Set task: Write out every record below exactly as it appears.

Source records:
▼
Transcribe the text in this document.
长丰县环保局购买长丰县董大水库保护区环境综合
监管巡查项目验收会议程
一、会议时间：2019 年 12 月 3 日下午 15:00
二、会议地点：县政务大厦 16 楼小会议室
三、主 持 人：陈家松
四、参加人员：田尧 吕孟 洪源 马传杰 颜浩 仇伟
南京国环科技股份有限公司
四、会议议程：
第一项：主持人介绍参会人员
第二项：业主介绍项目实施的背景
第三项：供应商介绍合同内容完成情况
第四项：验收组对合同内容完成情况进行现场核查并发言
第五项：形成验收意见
▲
Reply to the exercise:
Transcribe the text in this document.
长丰县环保局购买长丰县董大水库保护区环境综合
监管巡查项目验收会议程
一、会议时间：2019 年 12 月 3 日下午 15:00
二、会议地点：县政务大厦 16 楼小会议室
三、主 持 人：陈家松
四、参加人员：田尧 吕孟 洪源 马传杰 颜浩 仇伟
南京国环科技股份有限公司
四、会议议程：
第一项：主持人介绍参会人员
第二项：业主介绍项目实施的背景
第三项：供应商介绍合同内容完成情况
第四项：验收组对合同内容完成情况进行现场核查并发言
第五项：形成验收意见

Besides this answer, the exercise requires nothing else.